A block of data
·····
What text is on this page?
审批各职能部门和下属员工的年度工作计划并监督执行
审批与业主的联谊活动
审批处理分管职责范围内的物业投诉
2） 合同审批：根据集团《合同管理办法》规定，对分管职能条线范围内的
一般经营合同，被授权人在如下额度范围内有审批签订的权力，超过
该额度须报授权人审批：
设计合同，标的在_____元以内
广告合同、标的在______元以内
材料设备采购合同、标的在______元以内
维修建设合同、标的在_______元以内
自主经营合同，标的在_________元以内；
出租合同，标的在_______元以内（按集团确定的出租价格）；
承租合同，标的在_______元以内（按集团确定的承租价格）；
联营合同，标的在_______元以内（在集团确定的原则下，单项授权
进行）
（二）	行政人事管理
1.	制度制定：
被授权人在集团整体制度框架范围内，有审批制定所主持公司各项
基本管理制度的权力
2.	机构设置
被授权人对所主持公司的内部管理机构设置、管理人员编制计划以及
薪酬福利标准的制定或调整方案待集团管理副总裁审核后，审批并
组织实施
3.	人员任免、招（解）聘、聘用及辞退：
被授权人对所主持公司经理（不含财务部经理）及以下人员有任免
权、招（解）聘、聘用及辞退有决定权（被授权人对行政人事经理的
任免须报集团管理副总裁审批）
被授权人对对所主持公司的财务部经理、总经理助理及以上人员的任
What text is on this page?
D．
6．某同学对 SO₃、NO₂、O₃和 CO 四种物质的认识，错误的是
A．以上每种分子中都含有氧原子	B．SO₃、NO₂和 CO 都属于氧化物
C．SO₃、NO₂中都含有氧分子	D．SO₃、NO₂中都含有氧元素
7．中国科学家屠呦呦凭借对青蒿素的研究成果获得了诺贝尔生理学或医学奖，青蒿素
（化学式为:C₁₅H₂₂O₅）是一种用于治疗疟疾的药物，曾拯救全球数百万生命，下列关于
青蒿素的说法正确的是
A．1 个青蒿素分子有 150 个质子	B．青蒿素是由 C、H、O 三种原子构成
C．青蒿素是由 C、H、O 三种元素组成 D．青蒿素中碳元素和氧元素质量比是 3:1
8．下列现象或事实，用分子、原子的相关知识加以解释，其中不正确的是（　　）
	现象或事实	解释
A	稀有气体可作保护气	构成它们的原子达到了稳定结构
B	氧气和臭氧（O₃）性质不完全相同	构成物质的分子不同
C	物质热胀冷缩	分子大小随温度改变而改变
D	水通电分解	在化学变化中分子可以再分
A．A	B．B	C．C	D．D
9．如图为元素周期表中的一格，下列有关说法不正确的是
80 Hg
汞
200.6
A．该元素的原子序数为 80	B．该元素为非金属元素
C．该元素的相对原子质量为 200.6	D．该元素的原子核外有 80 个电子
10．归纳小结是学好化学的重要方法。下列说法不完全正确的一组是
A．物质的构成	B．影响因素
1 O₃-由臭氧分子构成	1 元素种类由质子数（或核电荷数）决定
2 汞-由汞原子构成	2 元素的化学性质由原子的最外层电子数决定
·····
**Exercise requirements:**
Looking at the records above, work out how many lines include the string "青蒿素是由". Give the number and nothing else.

**Result:**
2